Task description>
Pull out the listing word for word, beginning with its very first line and stopping after the line that contains "button[interactable]: Q — [1, 320, 20, 344]".

Exercise inputs>
'''
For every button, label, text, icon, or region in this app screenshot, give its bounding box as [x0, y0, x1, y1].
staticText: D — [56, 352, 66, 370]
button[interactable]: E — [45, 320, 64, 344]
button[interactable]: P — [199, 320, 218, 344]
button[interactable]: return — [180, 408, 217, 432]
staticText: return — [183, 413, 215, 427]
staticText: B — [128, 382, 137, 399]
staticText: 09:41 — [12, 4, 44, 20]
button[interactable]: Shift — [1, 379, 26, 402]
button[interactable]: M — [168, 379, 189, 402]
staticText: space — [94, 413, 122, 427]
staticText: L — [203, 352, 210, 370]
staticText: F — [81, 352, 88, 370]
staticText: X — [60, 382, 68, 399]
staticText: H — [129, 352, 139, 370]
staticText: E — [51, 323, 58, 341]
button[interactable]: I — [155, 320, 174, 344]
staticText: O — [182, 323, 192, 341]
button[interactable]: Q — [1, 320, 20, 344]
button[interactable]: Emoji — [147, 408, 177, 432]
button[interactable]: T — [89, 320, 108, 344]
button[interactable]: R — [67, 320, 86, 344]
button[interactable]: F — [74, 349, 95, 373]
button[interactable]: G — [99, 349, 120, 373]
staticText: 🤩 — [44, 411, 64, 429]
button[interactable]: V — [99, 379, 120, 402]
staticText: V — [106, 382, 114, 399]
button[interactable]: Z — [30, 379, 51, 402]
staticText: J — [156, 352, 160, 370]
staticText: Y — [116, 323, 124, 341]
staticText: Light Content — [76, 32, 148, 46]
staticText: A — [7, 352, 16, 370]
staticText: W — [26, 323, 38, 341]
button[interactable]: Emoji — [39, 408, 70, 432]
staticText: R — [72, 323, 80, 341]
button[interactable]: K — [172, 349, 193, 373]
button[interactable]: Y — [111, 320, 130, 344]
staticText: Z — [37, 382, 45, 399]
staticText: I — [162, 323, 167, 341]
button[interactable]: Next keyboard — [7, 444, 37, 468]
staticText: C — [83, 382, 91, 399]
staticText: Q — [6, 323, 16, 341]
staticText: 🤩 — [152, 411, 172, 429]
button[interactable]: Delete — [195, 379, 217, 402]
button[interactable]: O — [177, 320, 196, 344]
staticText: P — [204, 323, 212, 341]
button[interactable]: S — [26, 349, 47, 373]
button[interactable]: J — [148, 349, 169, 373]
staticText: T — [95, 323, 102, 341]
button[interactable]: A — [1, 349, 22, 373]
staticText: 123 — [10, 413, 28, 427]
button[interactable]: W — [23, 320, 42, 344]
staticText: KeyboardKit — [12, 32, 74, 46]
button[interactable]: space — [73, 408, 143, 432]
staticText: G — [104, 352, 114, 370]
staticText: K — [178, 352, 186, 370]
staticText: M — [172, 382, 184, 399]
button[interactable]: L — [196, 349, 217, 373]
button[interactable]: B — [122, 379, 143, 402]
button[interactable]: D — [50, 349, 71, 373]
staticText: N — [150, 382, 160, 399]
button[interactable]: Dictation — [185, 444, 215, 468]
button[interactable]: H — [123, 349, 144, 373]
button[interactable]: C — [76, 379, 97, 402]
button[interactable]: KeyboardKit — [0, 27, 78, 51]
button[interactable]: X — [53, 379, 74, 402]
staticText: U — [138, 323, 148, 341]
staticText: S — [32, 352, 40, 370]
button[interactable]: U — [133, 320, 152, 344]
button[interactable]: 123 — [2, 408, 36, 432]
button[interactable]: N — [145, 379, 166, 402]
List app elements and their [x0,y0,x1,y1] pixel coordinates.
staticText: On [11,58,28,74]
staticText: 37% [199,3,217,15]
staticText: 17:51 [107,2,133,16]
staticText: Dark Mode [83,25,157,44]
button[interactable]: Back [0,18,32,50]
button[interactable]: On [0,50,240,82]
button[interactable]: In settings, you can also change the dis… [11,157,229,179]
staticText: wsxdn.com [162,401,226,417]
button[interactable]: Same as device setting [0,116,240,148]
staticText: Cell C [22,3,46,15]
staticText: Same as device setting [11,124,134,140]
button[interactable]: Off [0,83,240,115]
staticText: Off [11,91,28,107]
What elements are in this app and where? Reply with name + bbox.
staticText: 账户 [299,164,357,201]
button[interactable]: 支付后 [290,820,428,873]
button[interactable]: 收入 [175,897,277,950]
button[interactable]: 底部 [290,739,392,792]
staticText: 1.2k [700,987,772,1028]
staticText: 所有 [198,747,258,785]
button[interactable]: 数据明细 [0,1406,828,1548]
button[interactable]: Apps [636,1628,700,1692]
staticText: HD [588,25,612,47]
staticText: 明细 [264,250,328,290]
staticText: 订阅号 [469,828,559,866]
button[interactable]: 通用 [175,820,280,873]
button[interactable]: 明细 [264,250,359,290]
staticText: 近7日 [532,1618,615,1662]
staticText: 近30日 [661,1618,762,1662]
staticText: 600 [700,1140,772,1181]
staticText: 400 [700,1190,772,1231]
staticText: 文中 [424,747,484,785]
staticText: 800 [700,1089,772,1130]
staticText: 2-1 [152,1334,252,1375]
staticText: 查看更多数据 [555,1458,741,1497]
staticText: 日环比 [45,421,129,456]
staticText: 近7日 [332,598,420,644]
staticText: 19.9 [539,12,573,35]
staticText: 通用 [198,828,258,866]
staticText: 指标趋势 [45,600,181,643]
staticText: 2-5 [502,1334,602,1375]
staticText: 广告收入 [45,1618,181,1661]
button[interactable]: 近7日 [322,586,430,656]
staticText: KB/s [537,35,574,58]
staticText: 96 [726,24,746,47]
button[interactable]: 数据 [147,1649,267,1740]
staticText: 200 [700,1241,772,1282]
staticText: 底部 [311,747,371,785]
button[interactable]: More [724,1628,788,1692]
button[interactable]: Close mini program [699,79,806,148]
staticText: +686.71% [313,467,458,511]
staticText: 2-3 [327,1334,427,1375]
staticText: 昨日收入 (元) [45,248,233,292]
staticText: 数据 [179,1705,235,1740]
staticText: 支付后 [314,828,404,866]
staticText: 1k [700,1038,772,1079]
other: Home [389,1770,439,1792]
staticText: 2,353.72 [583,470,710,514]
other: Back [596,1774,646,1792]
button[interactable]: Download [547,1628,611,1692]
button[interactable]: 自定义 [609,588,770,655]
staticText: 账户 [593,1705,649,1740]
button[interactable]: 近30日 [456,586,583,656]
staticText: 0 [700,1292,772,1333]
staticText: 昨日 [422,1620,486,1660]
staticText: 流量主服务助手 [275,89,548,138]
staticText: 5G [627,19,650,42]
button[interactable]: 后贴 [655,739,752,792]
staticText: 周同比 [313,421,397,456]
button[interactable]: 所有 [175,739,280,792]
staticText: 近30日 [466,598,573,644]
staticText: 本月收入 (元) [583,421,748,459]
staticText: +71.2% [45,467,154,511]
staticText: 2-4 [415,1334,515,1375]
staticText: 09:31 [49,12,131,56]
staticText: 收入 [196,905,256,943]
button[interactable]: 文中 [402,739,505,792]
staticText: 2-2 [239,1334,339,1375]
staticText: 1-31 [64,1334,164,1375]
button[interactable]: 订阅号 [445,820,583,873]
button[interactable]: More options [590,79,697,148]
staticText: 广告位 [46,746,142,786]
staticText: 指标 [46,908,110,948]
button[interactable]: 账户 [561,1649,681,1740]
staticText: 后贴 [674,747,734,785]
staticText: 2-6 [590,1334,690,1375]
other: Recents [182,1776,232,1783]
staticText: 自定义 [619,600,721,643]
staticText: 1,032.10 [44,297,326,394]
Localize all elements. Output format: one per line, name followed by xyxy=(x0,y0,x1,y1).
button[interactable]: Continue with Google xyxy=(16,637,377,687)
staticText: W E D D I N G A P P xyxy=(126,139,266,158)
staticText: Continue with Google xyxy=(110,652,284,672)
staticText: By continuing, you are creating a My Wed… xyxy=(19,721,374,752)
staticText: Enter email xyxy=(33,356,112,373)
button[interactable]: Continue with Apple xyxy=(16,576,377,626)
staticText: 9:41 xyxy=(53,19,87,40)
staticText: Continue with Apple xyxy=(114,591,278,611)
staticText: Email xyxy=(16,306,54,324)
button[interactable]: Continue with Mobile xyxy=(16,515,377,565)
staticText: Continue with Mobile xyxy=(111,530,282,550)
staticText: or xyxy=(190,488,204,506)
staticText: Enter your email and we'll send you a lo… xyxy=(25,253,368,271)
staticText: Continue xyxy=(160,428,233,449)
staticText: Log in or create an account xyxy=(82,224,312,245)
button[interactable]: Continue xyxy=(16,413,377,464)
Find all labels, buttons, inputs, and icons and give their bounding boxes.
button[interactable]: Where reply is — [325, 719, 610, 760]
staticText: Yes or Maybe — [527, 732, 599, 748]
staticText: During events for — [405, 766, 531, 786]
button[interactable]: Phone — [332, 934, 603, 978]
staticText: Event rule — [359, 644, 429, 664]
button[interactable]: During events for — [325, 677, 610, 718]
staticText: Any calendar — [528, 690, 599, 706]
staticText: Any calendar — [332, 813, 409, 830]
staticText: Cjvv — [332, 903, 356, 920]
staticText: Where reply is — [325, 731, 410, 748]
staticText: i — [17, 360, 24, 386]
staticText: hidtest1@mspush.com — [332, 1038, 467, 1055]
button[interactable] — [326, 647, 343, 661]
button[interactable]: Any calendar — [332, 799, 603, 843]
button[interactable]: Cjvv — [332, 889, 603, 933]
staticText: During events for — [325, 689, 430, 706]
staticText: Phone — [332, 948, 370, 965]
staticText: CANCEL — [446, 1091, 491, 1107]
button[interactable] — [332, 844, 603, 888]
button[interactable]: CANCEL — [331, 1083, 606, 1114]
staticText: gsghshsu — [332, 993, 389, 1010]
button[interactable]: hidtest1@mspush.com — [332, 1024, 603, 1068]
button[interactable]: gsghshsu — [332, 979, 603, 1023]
'''
Response to the exercise>
For every button, label, text, icon, or region in this app screenshot, give its bounding box as [x0, y0, x1, y1].
staticText: D — [56, 352, 66, 370]
button[interactable]: E — [45, 320, 64, 344]
button[interactable]: P — [199, 320, 218, 344]
button[interactable]: return — [180, 408, 217, 432]
staticText: return — [183, 413, 215, 427]
staticText: B — [128, 382, 137, 399]
staticText: 09:41 — [12, 4, 44, 20]
button[interactable]: Shift — [1, 379, 26, 402]
button[interactable]: M — [168, 379, 189, 402]
staticText: space — [94, 413, 122, 427]
staticText: L — [203, 352, 210, 370]
staticText: F — [81, 352, 88, 370]
staticText: X — [60, 382, 68, 399]
staticText: H — [129, 352, 139, 370]
staticText: E — [51, 323, 58, 341]
button[interactable]: I — [155, 320, 174, 344]
staticText: O — [182, 323, 192, 341]
button[interactable]: Q — [1, 320, 20, 344]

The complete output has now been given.